_WHAT IS EXPECTED_: All of the material below is to be repeated exactly.

A block of data

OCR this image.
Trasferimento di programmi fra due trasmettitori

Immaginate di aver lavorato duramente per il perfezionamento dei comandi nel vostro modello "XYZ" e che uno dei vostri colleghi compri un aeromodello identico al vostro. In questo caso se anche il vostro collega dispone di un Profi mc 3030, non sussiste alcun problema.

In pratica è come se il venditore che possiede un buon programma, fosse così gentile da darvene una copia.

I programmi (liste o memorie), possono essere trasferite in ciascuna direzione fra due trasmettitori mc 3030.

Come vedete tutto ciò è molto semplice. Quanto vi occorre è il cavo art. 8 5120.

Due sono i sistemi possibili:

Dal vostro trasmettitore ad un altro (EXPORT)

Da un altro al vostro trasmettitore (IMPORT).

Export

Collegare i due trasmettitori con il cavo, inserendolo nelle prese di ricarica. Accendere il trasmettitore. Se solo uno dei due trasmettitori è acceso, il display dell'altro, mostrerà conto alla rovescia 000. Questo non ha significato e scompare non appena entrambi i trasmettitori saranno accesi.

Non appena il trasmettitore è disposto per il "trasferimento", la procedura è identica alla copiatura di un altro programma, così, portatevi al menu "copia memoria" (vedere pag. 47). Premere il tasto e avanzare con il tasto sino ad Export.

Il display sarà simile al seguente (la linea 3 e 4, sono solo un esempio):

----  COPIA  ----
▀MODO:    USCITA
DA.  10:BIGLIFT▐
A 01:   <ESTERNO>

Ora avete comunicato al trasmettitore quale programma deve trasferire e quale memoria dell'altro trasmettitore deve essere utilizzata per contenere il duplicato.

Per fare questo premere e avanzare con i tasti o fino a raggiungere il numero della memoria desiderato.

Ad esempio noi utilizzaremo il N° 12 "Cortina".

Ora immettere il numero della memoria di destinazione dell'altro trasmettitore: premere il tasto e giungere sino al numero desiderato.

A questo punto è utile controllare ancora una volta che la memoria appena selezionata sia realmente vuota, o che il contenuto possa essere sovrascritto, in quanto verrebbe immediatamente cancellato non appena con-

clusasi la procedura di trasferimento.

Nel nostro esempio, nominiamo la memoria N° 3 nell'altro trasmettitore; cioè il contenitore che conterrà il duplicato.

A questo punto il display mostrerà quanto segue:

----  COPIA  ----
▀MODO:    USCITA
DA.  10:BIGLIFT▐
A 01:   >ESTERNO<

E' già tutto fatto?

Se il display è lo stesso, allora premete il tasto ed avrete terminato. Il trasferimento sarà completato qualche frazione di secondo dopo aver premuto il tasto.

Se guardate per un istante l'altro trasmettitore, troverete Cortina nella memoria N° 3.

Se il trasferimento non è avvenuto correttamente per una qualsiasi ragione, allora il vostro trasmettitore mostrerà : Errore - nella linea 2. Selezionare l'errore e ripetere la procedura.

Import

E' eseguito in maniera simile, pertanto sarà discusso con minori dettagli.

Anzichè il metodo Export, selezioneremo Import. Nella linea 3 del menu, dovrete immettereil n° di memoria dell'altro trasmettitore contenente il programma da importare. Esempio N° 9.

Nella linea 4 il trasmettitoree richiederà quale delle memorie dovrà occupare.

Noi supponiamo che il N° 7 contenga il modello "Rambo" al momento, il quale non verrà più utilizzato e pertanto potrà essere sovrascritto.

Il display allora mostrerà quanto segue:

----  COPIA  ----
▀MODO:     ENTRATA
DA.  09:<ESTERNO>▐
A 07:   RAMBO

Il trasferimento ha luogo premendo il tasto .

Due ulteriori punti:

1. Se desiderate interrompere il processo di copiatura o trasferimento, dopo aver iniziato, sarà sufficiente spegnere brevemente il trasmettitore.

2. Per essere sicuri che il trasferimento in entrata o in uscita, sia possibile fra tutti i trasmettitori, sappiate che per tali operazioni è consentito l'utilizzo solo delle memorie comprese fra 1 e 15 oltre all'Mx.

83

_SOLUTION BELOW_:
OCR this image.
Trasferimento di programmi fra due trasmettitori

Immaginate di aver lavorato duramente per il perfezionamento dei comandi nel vostro modello "XYZ" e che uno dei vostri colleghi compri un aeromodello identico al vostro. In questo caso se anche il vostro collega dispone di un Profi mc 3030, non sussiste alcun problema.

In pratica è come se il venditore che possiede un buon programma, fosse così gentile da darvene una copia.

I programmi (liste o memorie), possono essere trasferite in ciascuna direzione fra due trasmettitori mc 3030.

Come vedete tutto ciò è molto semplice. Quanto vi occorre è il cavo art. 8 5120.

Due sono i sistemi possibili:

Dal vostro trasmettitore ad un altro (EXPORT)

Da un altro al vostro trasmettitore (IMPORT).

Export

Collegare i due trasmettitori con il cavo, inserendolo nelle prese di ricarica. Accendere il trasmettitore. Se solo uno dei due trasmettitori è acceso, il display dell'altro, mostrerà conto alla rovescia 000. Questo non ha significato e scompare non appena entrambi i trasmettitori saranno accesi.

Non appena il trasmettitore è disposto per il "trasferimento", la procedura è identica alla copiatura di un altro programma, così, portatevi al menu "copia memoria" (vedere pag. 47). Premere il tasto e avanzare con il tasto sino ad Export.

Il display sarà simile al seguente (la linea 3 e 4, sono solo un esempio):

----  COPIA  ----
▀MODO:    USCITA
DA.  10:BIGLIFT▐
A 01:   <ESTERNO>

Ora avete comunicato al trasmettitore quale programma deve trasferire e quale memoria dell'altro trasmettitore deve essere utilizzata per contenere il duplicato.

Per fare questo premere e avanzare con i tasti o fino a raggiungere il numero della memoria desiderato.

Ad esempio noi utilizzaremo il N° 12 "Cortina".

Ora immettere il numero della memoria di destinazione dell'altro trasmettitore: premere il tasto e giungere sino al numero desiderato.

A questo punto è utile controllare ancora una volta che la memoria appena selezionata sia realmente vuota, o che il contenuto possa essere sovrascritto, in quanto verrebbe immediatamente cancellato non appena con-

clusasi la procedura di trasferimento.

Nel nostro esempio, nominiamo la memoria N° 3 nell'altro trasmettitore; cioè il contenitore che conterrà il duplicato.

A questo punto il display mostrerà quanto segue:

----  COPIA  ----
▀MODO:    USCITA
DA.  10:BIGLIFT▐
A 01:   >ESTERNO<

E' già tutto fatto?

Se il display è lo stesso, allora premete il tasto ed avrete terminato. Il trasferimento sarà completato qualche frazione di secondo dopo aver premuto il tasto.

Se guardate per un istante l'altro trasmettitore, troverete Cortina nella memoria N° 3.

Se il trasferimento non è avvenuto correttamente per una qualsiasi ragione, allora il vostro trasmettitore mostrerà : Errore - nella linea 2. Selezionare l'errore e ripetere la procedura.

Import

E' eseguito in maniera simile, pertanto sarà discusso con minori dettagli.

Anzichè il metodo Export, selezioneremo Import. Nella linea 3 del menu, dovrete immettereil n° di memoria dell'altro trasmettitore contenente il programma da importare. Esempio N° 9.

Nella linea 4 il trasmettitoree richiederà quale delle memorie dovrà occupare.

Noi supponiamo che il N° 7 contenga il modello "Rambo" al momento, il quale non verrà più utilizzato e pertanto potrà essere sovrascritto.

Il display allora mostrerà quanto segue:

----  COPIA  ----
▀MODO:     ENTRATA
DA.  09:<ESTERNO>▐
A 07:   RAMBO

Il trasferimento ha luogo premendo il tasto .

Due ulteriori punti:

1. Se desiderate interrompere il processo di copiatura o trasferimento, dopo aver iniziato, sarà sufficiente spegnere brevemente il trasmettitore.

2. Per essere sicuri che il trasferimento in entrata o in uscita, sia possibile fra tutti i trasmettitori, sappiate che per tali operazioni è consentito l'utilizzo solo delle memorie comprese fra 1 e 15 oltre all'Mx.

83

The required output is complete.